[start RAW DATA]

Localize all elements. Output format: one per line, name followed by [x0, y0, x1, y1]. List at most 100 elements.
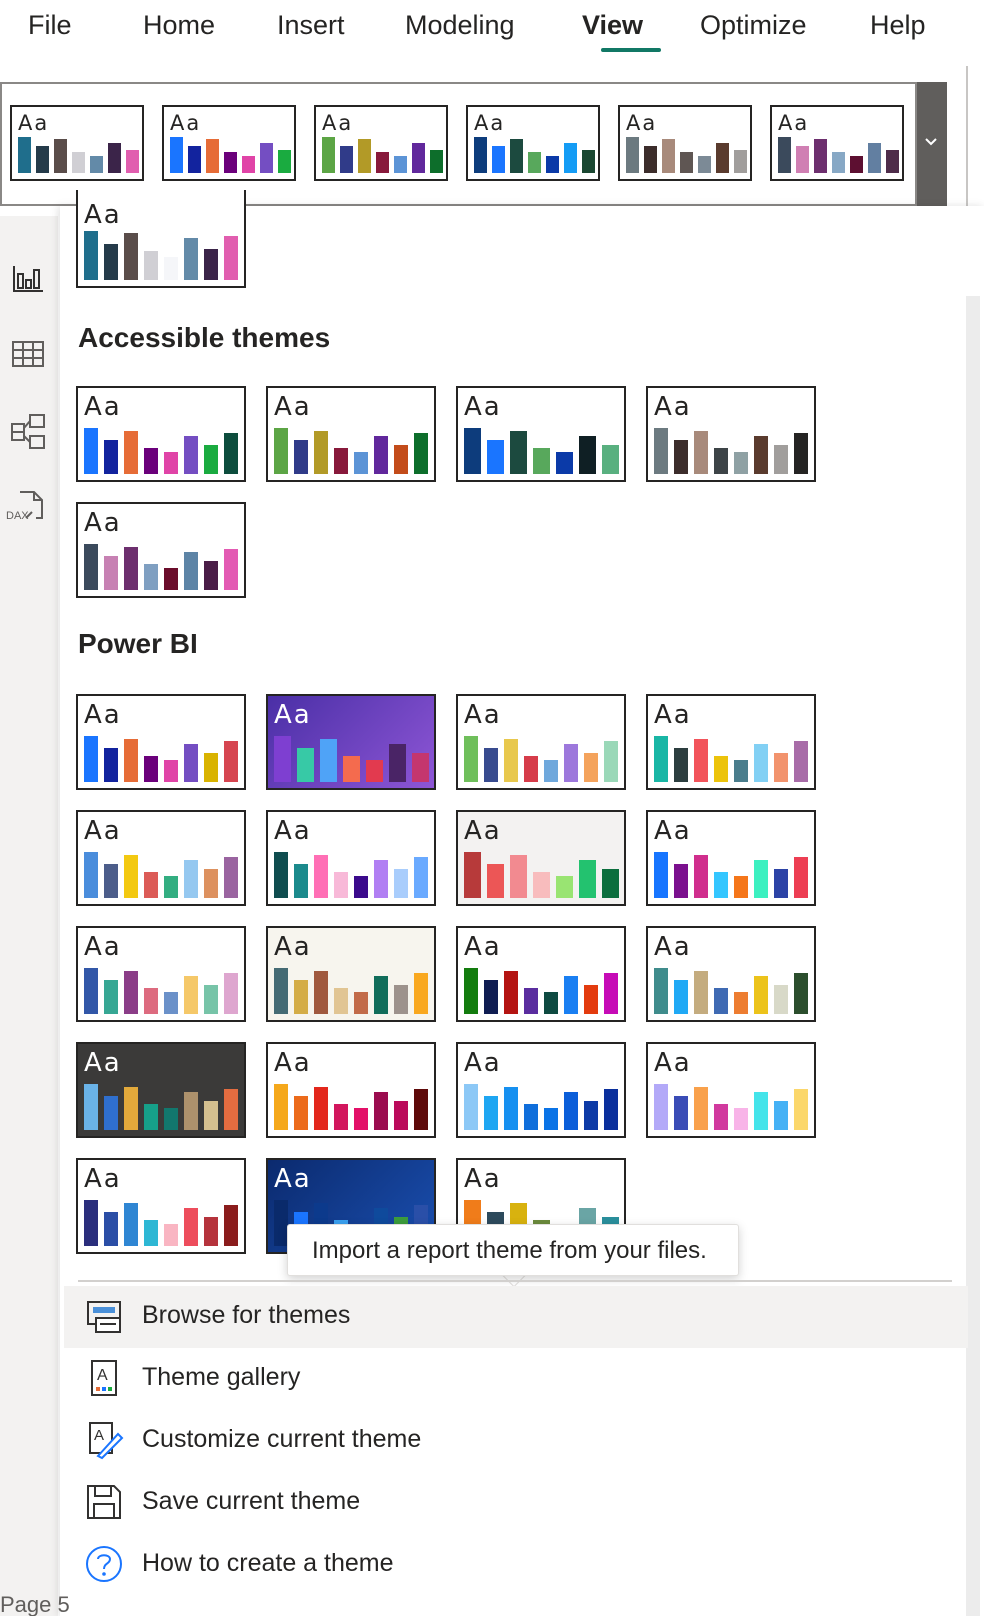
theme-thumbnail[interactable]: Aa [76, 1042, 246, 1138]
theme-color-bars [84, 228, 238, 280]
theme-thumbnail[interactable]: Aa [456, 1042, 626, 1138]
theme-sample-text: Aa [778, 111, 810, 135]
theme-color-swatch [314, 971, 328, 1014]
theme-thumbnail[interactable]: Aa [162, 105, 296, 181]
theme-color-swatch [504, 1087, 518, 1130]
theme-thumbnail[interactable]: Aa [266, 810, 436, 906]
theme-color-swatch [124, 233, 138, 280]
theme-color-swatch [394, 985, 408, 1014]
theme-color-swatch [124, 739, 138, 782]
theme-color-bars [464, 850, 619, 898]
theme-color-swatch [579, 436, 596, 474]
theme-thumbnail[interactable]: Aa [456, 810, 626, 906]
tab-home[interactable]: Home [143, 10, 216, 40]
theme-thumbnail[interactable]: Aa [646, 810, 816, 906]
theme-color-swatch [754, 744, 768, 782]
theme-thumbnail[interactable]: Aa [76, 810, 246, 906]
theme-thumbnail[interactable]: Aa [266, 1042, 436, 1138]
tab-optimize[interactable]: Optimize [700, 10, 807, 40]
theme-color-bars [274, 1082, 428, 1130]
theme-thumbnail[interactable]: Aa [618, 105, 752, 181]
tab-modeling[interactable]: Modeling [405, 10, 515, 40]
theme-thumbnail[interactable]: Aa [456, 926, 626, 1022]
tab-view[interactable]: View [582, 10, 644, 40]
report-view-icon[interactable] [10, 260, 46, 300]
theme-thumbnail[interactable]: Aa [646, 926, 816, 1022]
theme-color-bars [464, 734, 618, 782]
theme-color-swatch [294, 1096, 308, 1130]
theme-color-swatch [754, 436, 768, 474]
how-to-create-theme-item[interactable]: How to create a theme [64, 1534, 968, 1596]
theme-color-swatch [224, 549, 238, 590]
theme-thumbnail[interactable]: Aa [646, 1042, 816, 1138]
theme-color-swatch [556, 452, 573, 474]
theme-sample-text: Aa [84, 200, 122, 230]
tab-help[interactable]: Help [870, 10, 926, 40]
theme-color-swatch [474, 137, 487, 173]
panel-scrollbar[interactable] [966, 296, 980, 1616]
theme-color-swatch [124, 971, 138, 1014]
dax-query-view-icon[interactable]: DAX [6, 488, 46, 528]
theme-gallery-expand-button[interactable] [917, 82, 947, 206]
theme-gallery-item[interactable]: A Theme gallery [64, 1348, 968, 1410]
theme-color-swatch [184, 976, 198, 1014]
theme-thumbnail[interactable]: Aa [76, 190, 246, 288]
theme-thumbnail[interactable]: Aa [456, 694, 626, 790]
browse-themes-icon [87, 1301, 121, 1333]
theme-color-swatch [278, 150, 291, 173]
theme-thumbnail[interactable]: Aa [466, 105, 600, 181]
theme-color-bars [18, 135, 139, 173]
theme-thumbnail[interactable]: Aa [76, 502, 246, 598]
tab-file[interactable]: File [28, 10, 72, 40]
browse-for-themes-item[interactable]: Browse for themes [64, 1286, 968, 1348]
page-tab-label[interactable]: Page 5 [0, 1592, 70, 1616]
theme-thumbnail[interactable]: Aa [314, 105, 448, 181]
theme-thumbnail[interactable]: Aa [266, 926, 436, 1022]
theme-color-swatch [320, 739, 337, 782]
theme-color-swatch [754, 976, 768, 1014]
theme-thumbnail[interactable]: Aa [266, 694, 436, 790]
customize-current-theme-item[interactable]: A Customize current theme [64, 1410, 968, 1472]
theme-color-swatch [340, 146, 353, 173]
tab-insert[interactable]: Insert [277, 10, 345, 40]
theme-color-swatch [794, 433, 808, 474]
theme-color-swatch [510, 431, 527, 474]
theme-color-swatch [794, 857, 808, 898]
theme-thumbnail[interactable]: Aa [266, 386, 436, 482]
theme-sample-text: Aa [274, 932, 312, 962]
theme-sample-text: Aa [84, 392, 122, 422]
theme-color-swatch [224, 1089, 238, 1130]
theme-thumbnail[interactable]: Aa [456, 386, 626, 482]
theme-color-swatch [886, 150, 899, 173]
theme-thumbnail[interactable]: Aa [76, 386, 246, 482]
theme-thumbnail[interactable]: Aa [770, 105, 904, 181]
theme-color-swatch [544, 760, 558, 782]
theme-thumbnail[interactable]: Aa [76, 694, 246, 790]
theme-sample-text: Aa [274, 700, 312, 730]
theme-color-swatch [564, 1092, 578, 1130]
theme-color-swatch [674, 440, 688, 474]
model-view-icon[interactable] [10, 412, 46, 452]
theme-color-swatch [314, 855, 328, 898]
theme-color-swatch [734, 150, 747, 173]
theme-color-swatch [734, 1108, 748, 1130]
theme-color-swatch [510, 139, 523, 173]
theme-color-swatch [544, 992, 558, 1014]
theme-thumbnail[interactable]: Aa [646, 694, 816, 790]
theme-color-swatch [654, 968, 668, 1014]
save-current-theme-item[interactable]: Save current theme [64, 1472, 968, 1534]
theme-thumbnail[interactable]: Aa [76, 926, 246, 1022]
theme-color-swatch [734, 760, 748, 782]
theme-thumbnail[interactable]: Aa [646, 386, 816, 482]
theme-color-bars [84, 1198, 238, 1246]
save-theme-icon [87, 1485, 121, 1519]
theme-color-swatch [144, 1220, 158, 1246]
theme-thumbnail[interactable]: Aa [10, 105, 144, 181]
theme-color-swatch [84, 736, 98, 782]
theme-color-swatch [164, 452, 178, 474]
theme-thumbnail[interactable]: Aa [76, 1158, 246, 1254]
table-view-icon[interactable] [10, 334, 46, 374]
theme-color-swatch [84, 231, 98, 280]
theme-color-swatch [334, 988, 348, 1014]
theme-color-swatch [734, 452, 748, 474]
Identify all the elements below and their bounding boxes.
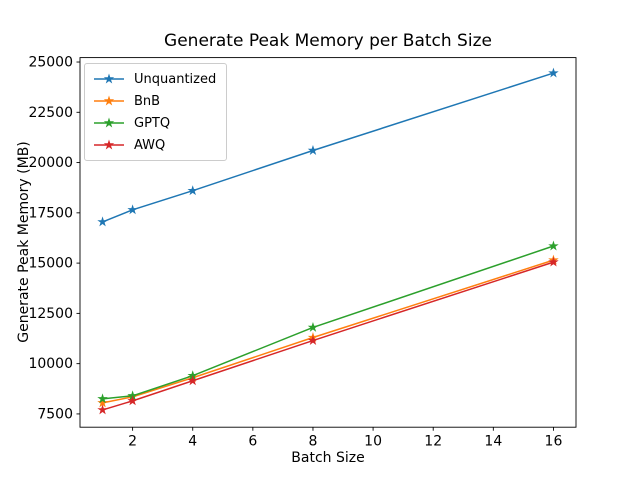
data-point-marker-icon: [307, 145, 319, 155]
y-tick-label: 10000: [28, 356, 73, 372]
legend-item-awq: AWQ: [92, 135, 216, 155]
x-tick-label: 4: [188, 434, 197, 450]
data-point-marker-icon: [187, 370, 198, 381]
legend-marker-icon: [94, 73, 124, 84]
x-tick-label: 2: [128, 434, 137, 450]
legend-star-icon: [103, 95, 115, 106]
data-point-marker-icon: [127, 390, 138, 401]
legend-star-icon: [103, 73, 115, 84]
legend-marker-icon: [94, 139, 124, 150]
y-tick-label: 12500: [28, 306, 73, 322]
legend-marker-icon: [94, 95, 124, 106]
y-tick-label: 7500: [37, 406, 73, 422]
data-point-marker-icon: [97, 397, 108, 408]
legend-star-icon: [103, 117, 115, 128]
x-tick-label: 8: [309, 434, 318, 450]
legend-marker-icon: [94, 117, 124, 128]
y-tick-label: 22500: [28, 105, 73, 121]
y-tick-label: 15000: [28, 256, 73, 272]
data-point-marker-icon: [127, 204, 138, 215]
x-tick-label: 6: [248, 434, 257, 450]
legend-item-unquantized: Unquantized: [92, 69, 216, 89]
series-line: [102, 261, 554, 411]
data-point-marker-icon: [97, 216, 108, 227]
series-line: [102, 259, 554, 404]
y-tick-label: 17500: [28, 205, 73, 221]
data-point-marker-icon: [97, 404, 108, 415]
axes-frame: [79, 57, 577, 428]
x-tick-label: 14: [484, 434, 502, 450]
legend-item-bnb: BnB: [92, 91, 216, 111]
x-tick-label: 12: [424, 434, 442, 450]
legend-item-gptq: GPTQ: [92, 113, 216, 133]
y-axis-label: Generate Peak Memory (MB): [16, 141, 32, 343]
data-point-marker-icon: [307, 335, 319, 345]
legend-star-icon: [103, 139, 115, 150]
data-point-marker-icon: [127, 395, 138, 406]
x-tick-label: 10: [364, 434, 382, 450]
y-tick-label: 25000: [28, 55, 73, 71]
data-point-marker-icon: [548, 240, 559, 251]
y-tick-label: 20000: [28, 155, 73, 171]
series-unquantized: [97, 67, 559, 227]
series-awq: [97, 256, 559, 415]
legend-label: Unquantized: [134, 71, 217, 87]
legend-label: AWQ: [134, 137, 166, 153]
data-point-marker-icon: [187, 185, 198, 196]
legend: Unquantized BnB GPTQ AWQ: [84, 63, 228, 161]
legend-label: BnB: [134, 93, 161, 109]
data-point-marker-icon: [548, 67, 559, 78]
x-tick-label: 16: [545, 434, 563, 450]
data-point-marker-icon: [97, 393, 108, 404]
chart-title: Generate Peak Memory per Batch Size: [164, 31, 492, 51]
legend-label: GPTQ: [134, 115, 171, 131]
series-line: [102, 245, 554, 400]
data-point-marker-icon: [548, 256, 559, 267]
data-point-marker-icon: [307, 321, 319, 332]
data-point-marker-icon: [187, 375, 198, 386]
series-gptq: [97, 240, 559, 404]
x-axis-label: Batch Size: [291, 450, 365, 466]
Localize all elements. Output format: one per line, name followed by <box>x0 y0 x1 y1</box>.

[end RAW DATA]

### [WHAT YOU NEED TO DO]
Quote the entries word for word from the line containing "data-point-marker-icon: [307, 145, 319, 155]" through the line containing "data-point-marker-icon: [307, 321, 319, 332]", including both of those lines.

### [EXERCISE RESPONSE]
data-point-marker-icon: [307, 145, 319, 155]
y-tick-label: 10000: [28, 356, 73, 372]
legend-item-awq: AWQ: [92, 135, 216, 155]
x-tick-label: 4: [188, 434, 197, 450]
data-point-marker-icon: [187, 370, 198, 381]
legend-marker-icon: [94, 73, 124, 84]
x-tick-label: 2: [128, 434, 137, 450]
legend-star-icon: [103, 95, 115, 106]
data-point-marker-icon: [127, 390, 138, 401]
legend-star-icon: [103, 73, 115, 84]
legend-marker-icon: [94, 139, 124, 150]
y-tick-label: 12500: [28, 306, 73, 322]
legend-marker-icon: [94, 95, 124, 106]
y-tick-label: 7500: [37, 406, 73, 422]
data-point-marker-icon: [97, 397, 108, 408]
legend-star-icon: [103, 117, 115, 128]
x-tick-label: 8: [309, 434, 318, 450]
legend-marker-icon: [94, 117, 124, 128]
y-tick-label: 22500: [28, 105, 73, 121]
y-tick-label: 15000: [28, 256, 73, 272]
data-point-marker-icon: [127, 204, 138, 215]
x-tick-label: 6: [248, 434, 257, 450]
legend-item-unquantized: Unquantized: [92, 69, 216, 89]
series-line: [102, 261, 554, 411]
data-point-marker-icon: [97, 216, 108, 227]
series-line: [102, 259, 554, 404]
y-tick-label: 17500: [28, 205, 73, 221]
data-point-marker-icon: [97, 404, 108, 415]
axes-frame: [79, 57, 577, 428]
x-tick-label: 14: [484, 434, 502, 450]
legend-item-bnb: BnB: [92, 91, 216, 111]
x-tick-label: 12: [424, 434, 442, 450]
legend-item-gptq: GPTQ: [92, 113, 216, 133]
y-axis-label: Generate Peak Memory (MB): [16, 141, 32, 343]
data-point-marker-icon: [307, 335, 319, 345]
legend-star-icon: [103, 139, 115, 150]
data-point-marker-icon: [127, 395, 138, 406]
x-tick-label: 10: [364, 434, 382, 450]
y-tick-label: 25000: [28, 55, 73, 71]
data-point-marker-icon: [548, 240, 559, 251]
y-tick-label: 20000: [28, 155, 73, 171]
series-unquantized: [97, 67, 559, 227]
series-awq: [97, 256, 559, 415]
legend-label: Unquantized: [134, 71, 217, 87]
legend-label: AWQ: [134, 137, 166, 153]
data-point-marker-icon: [187, 185, 198, 196]
legend: Unquantized BnB GPTQ AWQ: [84, 63, 228, 161]
legend-label: BnB: [134, 93, 161, 109]
data-point-marker-icon: [548, 67, 559, 78]
x-tick-label: 16: [545, 434, 563, 450]
data-point-marker-icon: [97, 393, 108, 404]
chart-title: Generate Peak Memory per Batch Size: [164, 31, 492, 51]
legend-label: GPTQ: [134, 115, 171, 131]
series-line: [102, 245, 554, 400]
data-point-marker-icon: [548, 256, 559, 267]
data-point-marker-icon: [307, 321, 319, 332]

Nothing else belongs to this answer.